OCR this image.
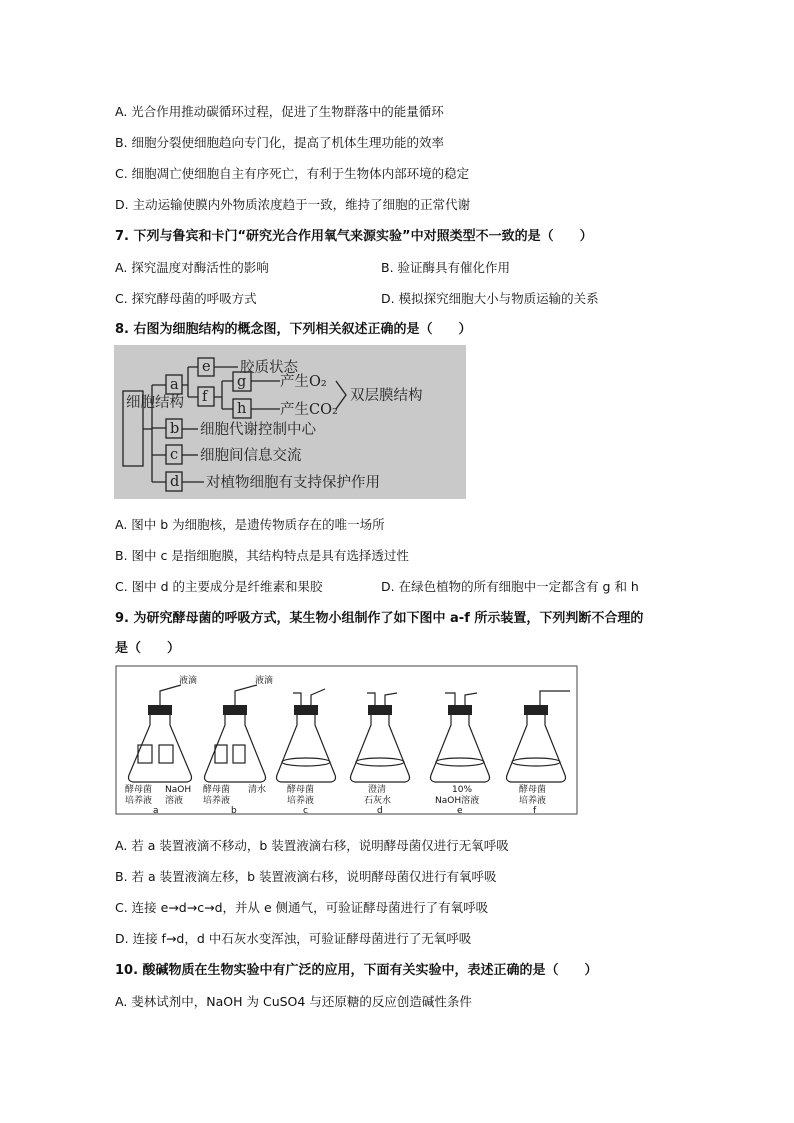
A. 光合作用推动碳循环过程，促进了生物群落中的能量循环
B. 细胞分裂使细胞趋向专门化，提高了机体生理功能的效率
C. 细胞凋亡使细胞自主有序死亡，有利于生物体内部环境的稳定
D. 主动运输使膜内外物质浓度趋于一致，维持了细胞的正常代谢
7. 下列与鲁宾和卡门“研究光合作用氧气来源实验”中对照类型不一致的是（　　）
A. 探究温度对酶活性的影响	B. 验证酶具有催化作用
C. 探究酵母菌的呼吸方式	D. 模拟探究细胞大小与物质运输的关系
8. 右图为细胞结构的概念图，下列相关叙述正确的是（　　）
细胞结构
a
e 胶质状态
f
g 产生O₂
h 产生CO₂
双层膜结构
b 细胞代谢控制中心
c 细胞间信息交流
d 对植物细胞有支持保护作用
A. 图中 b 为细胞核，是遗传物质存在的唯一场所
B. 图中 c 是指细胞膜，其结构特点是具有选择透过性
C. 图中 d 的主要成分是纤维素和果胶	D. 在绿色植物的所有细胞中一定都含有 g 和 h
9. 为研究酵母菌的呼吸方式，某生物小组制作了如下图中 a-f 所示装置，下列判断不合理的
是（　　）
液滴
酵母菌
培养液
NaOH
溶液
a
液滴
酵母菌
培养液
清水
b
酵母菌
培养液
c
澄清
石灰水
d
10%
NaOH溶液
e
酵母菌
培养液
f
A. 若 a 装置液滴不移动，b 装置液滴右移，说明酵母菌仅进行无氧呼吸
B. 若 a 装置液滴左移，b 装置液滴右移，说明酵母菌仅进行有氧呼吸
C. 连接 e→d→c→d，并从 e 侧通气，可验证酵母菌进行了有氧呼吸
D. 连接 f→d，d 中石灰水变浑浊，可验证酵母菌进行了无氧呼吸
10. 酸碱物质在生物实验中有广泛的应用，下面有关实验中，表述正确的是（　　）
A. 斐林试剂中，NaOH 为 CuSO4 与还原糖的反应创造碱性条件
- - - - - - -
• **TASK PROMPT**
Leave out the pictures and copy the rest of the material above exactly.

• **EXERCISE SOLUTION**
OCR this image.
A. 光合作用推动碳循环过程，促进了生物群落中的能量循环
B. 细胞分裂使细胞趋向专门化，提高了机体生理功能的效率
C. 细胞凋亡使细胞自主有序死亡，有利于生物体内部环境的稳定
D. 主动运输使膜内外物质浓度趋于一致，维持了细胞的正常代谢
7. 下列与鲁宾和卡门“研究光合作用氧气来源实验”中对照类型不一致的是（　　）
A. 探究温度对酶活性的影响	B. 验证酶具有催化作用
C. 探究酵母菌的呼吸方式	D. 模拟探究细胞大小与物质运输的关系
8. 右图为细胞结构的概念图，下列相关叙述正确的是（　　）
细胞结构
a
e 胶质状态
f
g 产生O₂
h 产生CO₂
双层膜结构
b 细胞代谢控制中心
c 细胞间信息交流
d 对植物细胞有支持保护作用
A. 图中 b 为细胞核，是遗传物质存在的唯一场所
B. 图中 c 是指细胞膜，其结构特点是具有选择透过性
C. 图中 d 的主要成分是纤维素和果胶	D. 在绿色植物的所有细胞中一定都含有 g 和 h
9. 为研究酵母菌的呼吸方式，某生物小组制作了如下图中 a-f 所示装置，下列判断不合理的
是（　　）
液滴
酵母菌
培养液
NaOH
溶液
a
液滴
酵母菌
培养液
清水
b
酵母菌
培养液
c
澄清
石灰水
d
10%
NaOH溶液
e
酵母菌
培养液
f
A. 若 a 装置液滴不移动，b 装置液滴右移，说明酵母菌仅进行无氧呼吸
B. 若 a 装置液滴左移，b 装置液滴右移，说明酵母菌仅进行有氧呼吸
C. 连接 e→d→c→d，并从 e 侧通气，可验证酵母菌进行了有氧呼吸
D. 连接 f→d，d 中石灰水变浑浊，可验证酵母菌进行了无氧呼吸
10. 酸碱物质在生物实验中有广泛的应用，下面有关实验中，表述正确的是（　　）
A. 斐林试剂中，NaOH 为 CuSO4 与还原糖的反应创造碱性条件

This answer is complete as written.